WHAT YOU HAVE TO DO
Your task is to copy the listing exactly, with the pictures left out.

DATASET RECORDS
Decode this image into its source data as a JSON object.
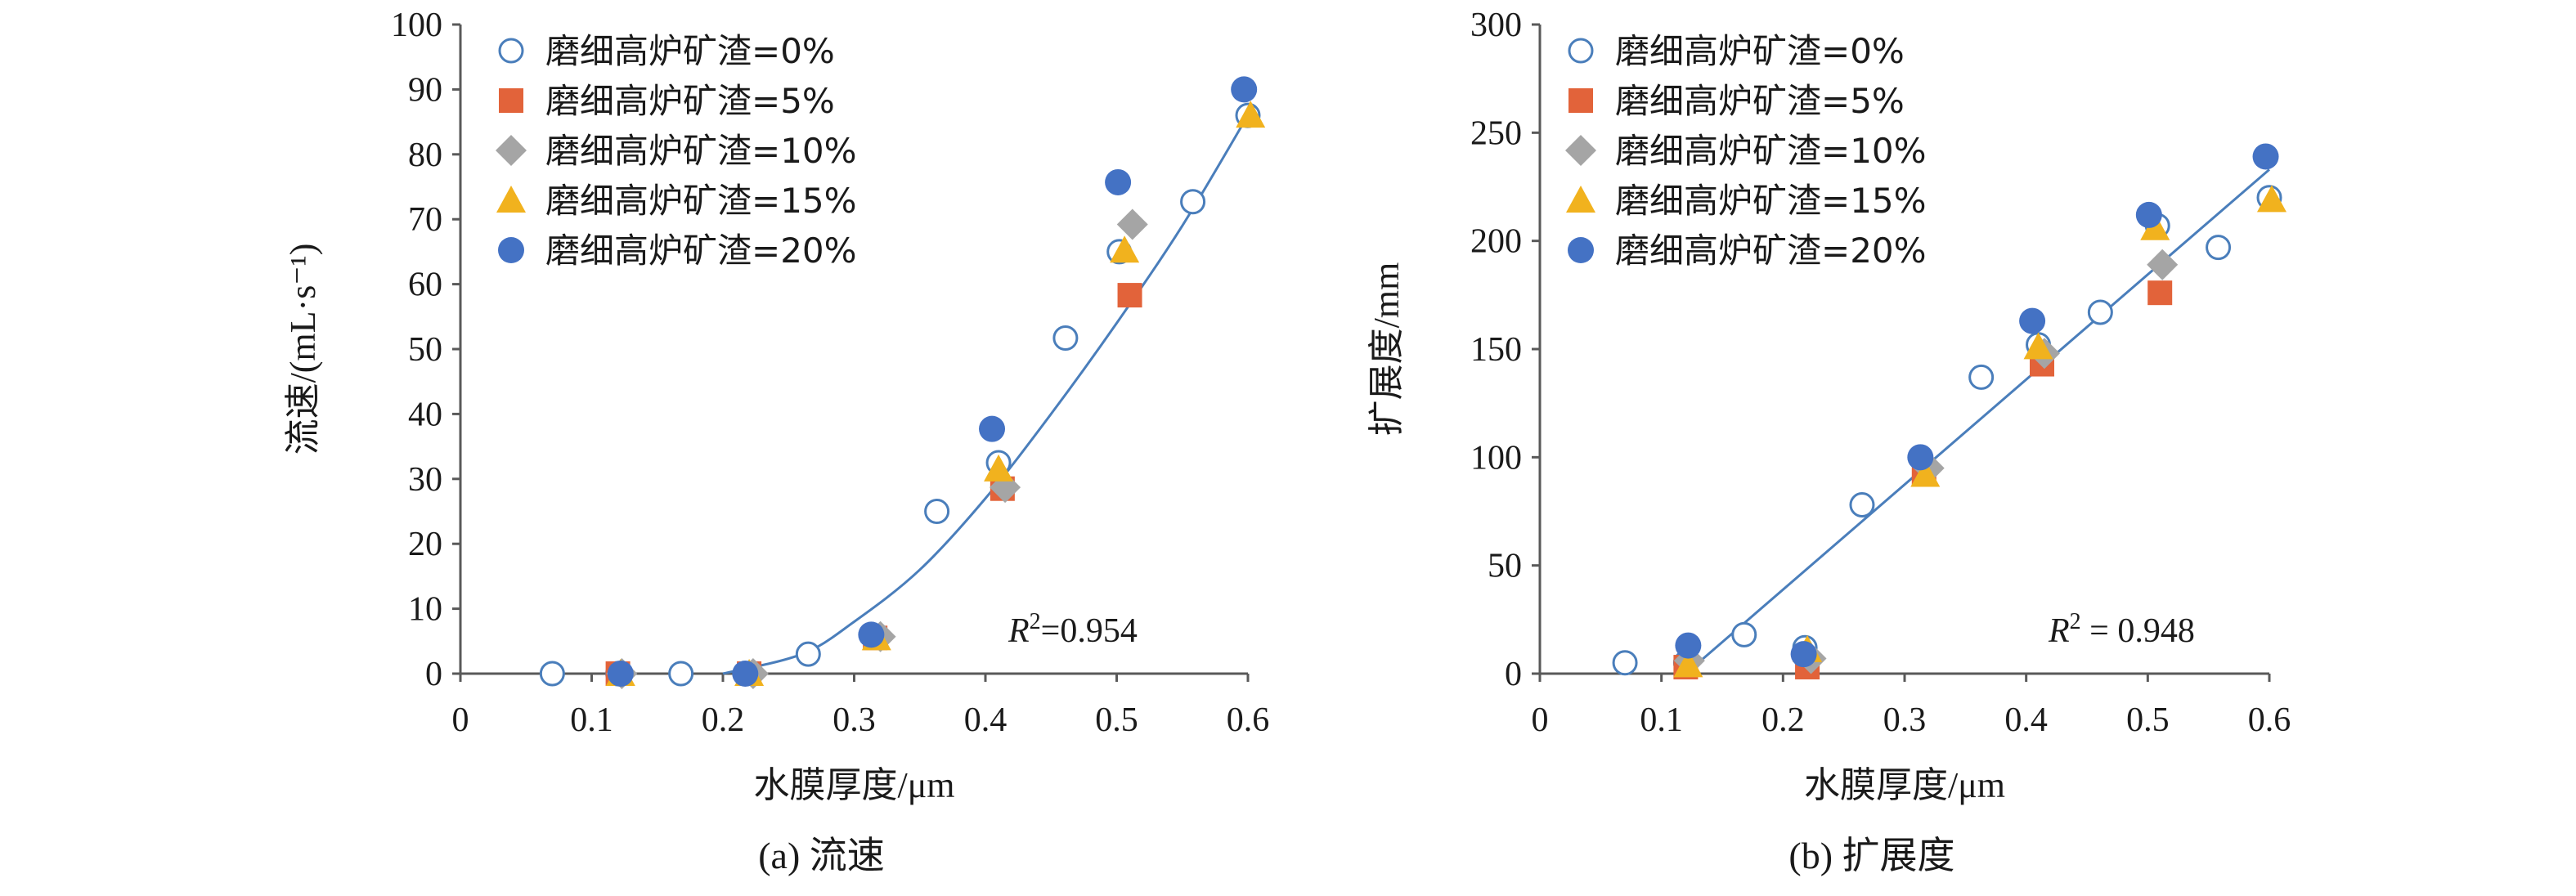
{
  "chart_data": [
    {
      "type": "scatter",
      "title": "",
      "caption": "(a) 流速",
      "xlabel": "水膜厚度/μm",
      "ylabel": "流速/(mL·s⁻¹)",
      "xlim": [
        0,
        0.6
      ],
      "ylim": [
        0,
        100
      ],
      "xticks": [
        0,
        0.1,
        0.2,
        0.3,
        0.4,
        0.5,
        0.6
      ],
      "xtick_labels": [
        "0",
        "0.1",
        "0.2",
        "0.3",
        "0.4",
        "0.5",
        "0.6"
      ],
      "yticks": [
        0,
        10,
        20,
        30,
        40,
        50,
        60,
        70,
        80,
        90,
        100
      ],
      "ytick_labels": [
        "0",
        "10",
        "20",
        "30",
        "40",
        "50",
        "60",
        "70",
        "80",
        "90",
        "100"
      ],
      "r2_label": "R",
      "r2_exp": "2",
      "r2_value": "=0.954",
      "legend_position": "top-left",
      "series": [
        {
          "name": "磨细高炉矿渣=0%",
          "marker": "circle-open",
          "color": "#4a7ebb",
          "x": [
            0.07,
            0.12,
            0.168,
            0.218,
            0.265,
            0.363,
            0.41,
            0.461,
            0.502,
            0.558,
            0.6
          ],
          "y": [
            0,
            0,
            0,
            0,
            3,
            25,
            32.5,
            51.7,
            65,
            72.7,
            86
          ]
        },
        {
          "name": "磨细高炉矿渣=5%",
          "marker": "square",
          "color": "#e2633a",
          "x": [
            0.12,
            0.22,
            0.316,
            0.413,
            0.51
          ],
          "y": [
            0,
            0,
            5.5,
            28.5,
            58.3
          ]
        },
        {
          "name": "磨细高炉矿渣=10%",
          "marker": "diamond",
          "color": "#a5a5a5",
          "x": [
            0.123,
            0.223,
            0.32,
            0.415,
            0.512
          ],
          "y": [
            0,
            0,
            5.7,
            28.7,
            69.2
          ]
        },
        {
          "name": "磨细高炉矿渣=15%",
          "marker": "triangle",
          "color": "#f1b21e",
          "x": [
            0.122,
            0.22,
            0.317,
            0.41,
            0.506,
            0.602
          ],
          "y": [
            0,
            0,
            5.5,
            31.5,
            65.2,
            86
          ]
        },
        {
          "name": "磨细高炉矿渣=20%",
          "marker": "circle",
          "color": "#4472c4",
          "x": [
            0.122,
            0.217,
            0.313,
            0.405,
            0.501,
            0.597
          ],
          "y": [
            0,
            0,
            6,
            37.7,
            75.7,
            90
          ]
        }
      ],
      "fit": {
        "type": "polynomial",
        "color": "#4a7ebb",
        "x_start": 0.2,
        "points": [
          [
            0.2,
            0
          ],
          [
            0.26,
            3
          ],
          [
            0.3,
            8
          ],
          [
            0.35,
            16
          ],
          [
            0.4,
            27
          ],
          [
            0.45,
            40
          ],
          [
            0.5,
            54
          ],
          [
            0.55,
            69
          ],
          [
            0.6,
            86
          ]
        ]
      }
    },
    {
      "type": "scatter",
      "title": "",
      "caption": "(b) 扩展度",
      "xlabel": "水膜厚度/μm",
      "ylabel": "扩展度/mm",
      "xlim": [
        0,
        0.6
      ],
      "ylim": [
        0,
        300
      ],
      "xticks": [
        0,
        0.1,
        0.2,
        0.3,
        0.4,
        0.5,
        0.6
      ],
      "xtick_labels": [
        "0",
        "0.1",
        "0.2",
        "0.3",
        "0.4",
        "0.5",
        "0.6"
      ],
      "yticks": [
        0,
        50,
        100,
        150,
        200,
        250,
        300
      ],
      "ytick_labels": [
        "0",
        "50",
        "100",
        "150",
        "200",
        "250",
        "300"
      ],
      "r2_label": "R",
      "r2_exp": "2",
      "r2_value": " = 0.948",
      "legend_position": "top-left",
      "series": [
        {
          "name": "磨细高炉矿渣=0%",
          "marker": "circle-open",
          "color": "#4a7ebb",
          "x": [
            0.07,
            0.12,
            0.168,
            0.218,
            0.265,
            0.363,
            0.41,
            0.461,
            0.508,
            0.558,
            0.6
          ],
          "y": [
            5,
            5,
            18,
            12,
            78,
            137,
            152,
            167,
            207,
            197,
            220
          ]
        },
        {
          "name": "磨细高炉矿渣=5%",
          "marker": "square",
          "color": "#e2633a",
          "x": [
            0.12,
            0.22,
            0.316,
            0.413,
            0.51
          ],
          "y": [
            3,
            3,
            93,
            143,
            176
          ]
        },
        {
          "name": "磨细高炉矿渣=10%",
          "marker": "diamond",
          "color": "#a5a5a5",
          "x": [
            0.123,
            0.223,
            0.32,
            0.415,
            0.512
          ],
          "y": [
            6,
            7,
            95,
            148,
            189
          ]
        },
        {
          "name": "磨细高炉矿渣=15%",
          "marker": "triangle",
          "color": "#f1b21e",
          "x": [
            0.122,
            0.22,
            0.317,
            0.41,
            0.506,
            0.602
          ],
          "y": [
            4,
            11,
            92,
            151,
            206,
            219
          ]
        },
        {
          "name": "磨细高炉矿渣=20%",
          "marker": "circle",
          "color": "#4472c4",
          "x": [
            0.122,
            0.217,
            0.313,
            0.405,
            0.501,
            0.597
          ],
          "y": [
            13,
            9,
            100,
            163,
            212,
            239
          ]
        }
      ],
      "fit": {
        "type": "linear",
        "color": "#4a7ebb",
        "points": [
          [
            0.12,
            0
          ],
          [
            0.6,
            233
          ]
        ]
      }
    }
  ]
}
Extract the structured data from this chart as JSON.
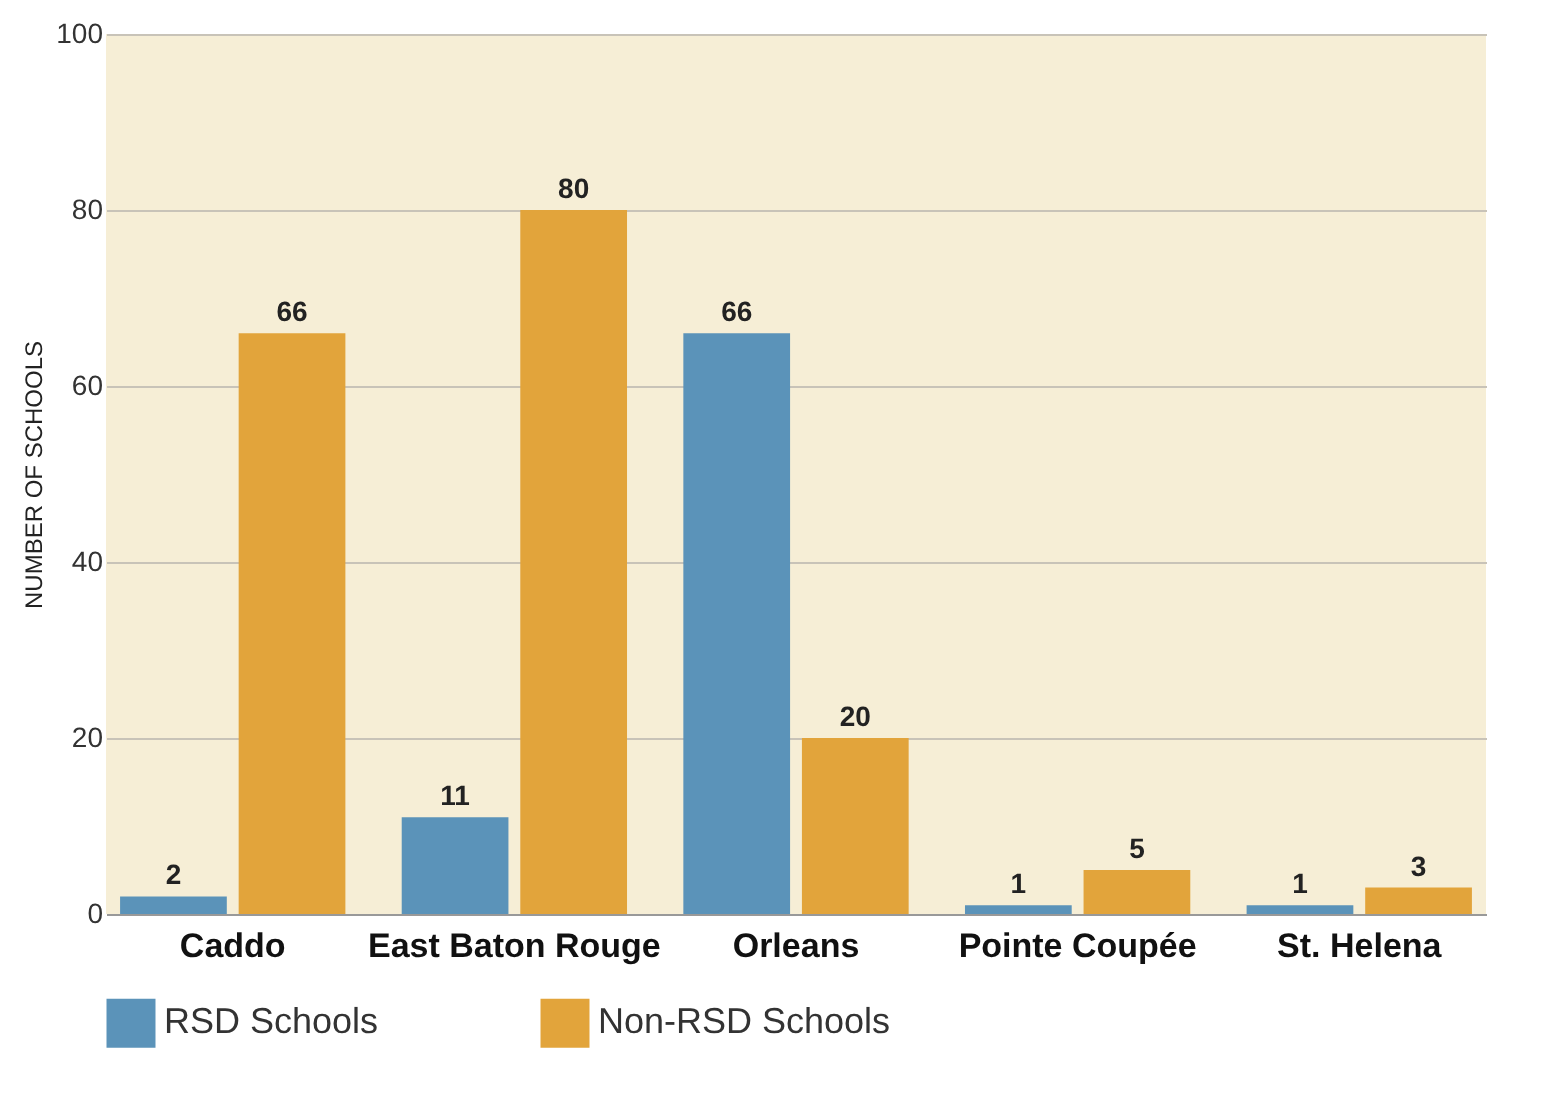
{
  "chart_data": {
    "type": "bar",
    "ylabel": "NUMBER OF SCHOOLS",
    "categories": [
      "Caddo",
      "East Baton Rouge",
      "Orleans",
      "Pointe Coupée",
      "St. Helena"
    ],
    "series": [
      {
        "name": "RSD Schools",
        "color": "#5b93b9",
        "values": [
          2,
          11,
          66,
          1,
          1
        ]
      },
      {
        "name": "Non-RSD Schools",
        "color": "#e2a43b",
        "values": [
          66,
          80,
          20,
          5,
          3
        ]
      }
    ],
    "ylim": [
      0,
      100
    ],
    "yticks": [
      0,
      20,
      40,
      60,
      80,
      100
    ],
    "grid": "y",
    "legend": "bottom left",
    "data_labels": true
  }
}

RESULT OF THE EXERCISE
Decode this image into its source data as a JSON object.
{
  "chart_data": [
    {
      "type": "scatter",
      "title": "",
      "caption": "(a) 流速",
      "xlabel": "水膜厚度/μm",
      "ylabel": "流速/(mL·s⁻¹)",
      "xlim": [
        0,
        0.6
      ],
      "ylim": [
        0,
        100
      ],
      "xticks": [
        0,
        0.1,
        0.2,
        0.3,
        0.4,
        0.5,
        0.6
      ],
      "xtick_labels": [
        "0",
        "0.1",
        "0.2",
        "0.3",
        "0.4",
        "0.5",
        "0.6"
      ],
      "yticks": [
        0,
        10,
        20,
        30,
        40,
        50,
        60,
        70,
        80,
        90,
        100
      ],
      "ytick_labels": [
        "0",
        "10",
        "20",
        "30",
        "40",
        "50",
        "60",
        "70",
        "80",
        "90",
        "100"
      ],
      "r2_label": "R",
      "r2_exp": "2",
      "r2_value": "=0.954",
      "legend_position": "top-left",
      "series": [
        {
          "name": "磨细高炉矿渣=0%",
          "marker": "circle-open",
          "color": "#4a7ebb",
          "x": [
            0.07,
            0.12,
            0.168,
            0.218,
            0.265,
            0.363,
            0.41,
            0.461,
            0.502,
            0.558,
            0.6
          ],
          "y": [
            0,
            0,
            0,
            0,
            3,
            25,
            32.5,
            51.7,
            65,
            72.7,
            86
          ]
        },
        {
          "name": "磨细高炉矿渣=5%",
          "marker": "square",
          "color": "#e2633a",
          "x": [
            0.12,
            0.22,
            0.316,
            0.413,
            0.51
          ],
          "y": [
            0,
            0,
            5.5,
            28.5,
            58.3
          ]
        },
        {
          "name": "磨细高炉矿渣=10%",
          "marker": "diamond",
          "color": "#a5a5a5",
          "x": [
            0.123,
            0.223,
            0.32,
            0.415,
            0.512
          ],
          "y": [
            0,
            0,
            5.7,
            28.7,
            69.2
          ]
        },
        {
          "name": "磨细高炉矿渣=15%",
          "marker": "triangle",
          "color": "#f1b21e",
          "x": [
            0.122,
            0.22,
            0.317,
            0.41,
            0.506,
            0.602
          ],
          "y": [
            0,
            0,
            5.5,
            31.5,
            65.2,
            86
          ]
        },
        {
          "name": "磨细高炉矿渣=20%",
          "marker": "circle",
          "color": "#4472c4",
          "x": [
            0.122,
            0.217,
            0.313,
            0.405,
            0.501,
            0.597
          ],
          "y": [
            0,
            0,
            6,
            37.7,
            75.7,
            90
          ]
        }
      ],
      "fit": {
        "type": "polynomial",
        "color": "#4a7ebb",
        "x_start": 0.2,
        "points": [
          [
            0.2,
            0
          ],
          [
            0.26,
            3
          ],
          [
            0.3,
            8
          ],
          [
            0.35,
            16
          ],
          [
            0.4,
            27
          ],
          [
            0.45,
            40
          ],
          [
            0.5,
            54
          ],
          [
            0.55,
            69
          ],
          [
            0.6,
            86
          ]
        ]
      }
    },
    {
      "type": "scatter",
      "title": "",
      "caption": "(b) 扩展度",
      "xlabel": "水膜厚度/μm",
      "ylabel": "扩展度/mm",
      "xlim": [
        0,
        0.6
      ],
      "ylim": [
        0,
        300
      ],
      "xticks": [
        0,
        0.1,
        0.2,
        0.3,
        0.4,
        0.5,
        0.6
      ],
      "xtick_labels": [
        "0",
        "0.1",
        "0.2",
        "0.3",
        "0.4",
        "0.5",
        "0.6"
      ],
      "yticks": [
        0,
        50,
        100,
        150,
        200,
        250,
        300
      ],
      "ytick_labels": [
        "0",
        "50",
        "100",
        "150",
        "200",
        "250",
        "300"
      ],
      "r2_label": "R",
      "r2_exp": "2",
      "r2_value": " = 0.948",
      "legend_position": "top-left",
      "series": [
        {
          "name": "磨细高炉矿渣=0%",
          "marker": "circle-open",
          "color": "#4a7ebb",
          "x": [
            0.07,
            0.12,
            0.168,
            0.218,
            0.265,
            0.363,
            0.41,
            0.461,
            0.508,
            0.558,
            0.6
          ],
          "y": [
            5,
            5,
            18,
            12,
            78,
            137,
            152,
            167,
            207,
            197,
            220
          ]
        },
        {
          "name": "磨细高炉矿渣=5%",
          "marker": "square",
          "color": "#e2633a",
          "x": [
            0.12,
            0.22,
            0.316,
            0.413,
            0.51
          ],
          "y": [
            3,
            3,
            93,
            143,
            176
          ]
        },
        {
          "name": "磨细高炉矿渣=10%",
          "marker": "diamond",
          "color": "#a5a5a5",
          "x": [
            0.123,
            0.223,
            0.32,
            0.415,
            0.512
          ],
          "y": [
            6,
            7,
            95,
            148,
            189
          ]
        },
        {
          "name": "磨细高炉矿渣=15%",
          "marker": "triangle",
          "color": "#f1b21e",
          "x": [
            0.122,
            0.22,
            0.317,
            0.41,
            0.506,
            0.602
          ],
          "y": [
            4,
            11,
            92,
            151,
            206,
            219
          ]
        },
        {
          "name": "磨细高炉矿渣=20%",
          "marker": "circle",
          "color": "#4472c4",
          "x": [
            0.122,
            0.217,
            0.313,
            0.405,
            0.501,
            0.597
          ],
          "y": [
            13,
            9,
            100,
            163,
            212,
            239
          ]
        }
      ],
      "fit": {
        "type": "linear",
        "color": "#4a7ebb",
        "points": [
          [
            0.12,
            0
          ],
          [
            0.6,
            233
          ]
        ]
      }
    }
  ]
}
Extract the structured data from this chart as JSON.
{
  "chart_data": {
    "type": "bar",
    "ylabel": "NUMBER OF SCHOOLS",
    "categories": [
      "Caddo",
      "East Baton Rouge",
      "Orleans",
      "Pointe Coupée",
      "St. Helena"
    ],
    "series": [
      {
        "name": "RSD Schools",
        "color": "#5b93b9",
        "values": [
          2,
          11,
          66,
          1,
          1
        ]
      },
      {
        "name": "Non-RSD Schools",
        "color": "#e2a43b",
        "values": [
          66,
          80,
          20,
          5,
          3
        ]
      }
    ],
    "ylim": [
      0,
      100
    ],
    "yticks": [
      0,
      20,
      40,
      60,
      80,
      100
    ],
    "grid": "y",
    "legend": "bottom left",
    "data_labels": true
  }
}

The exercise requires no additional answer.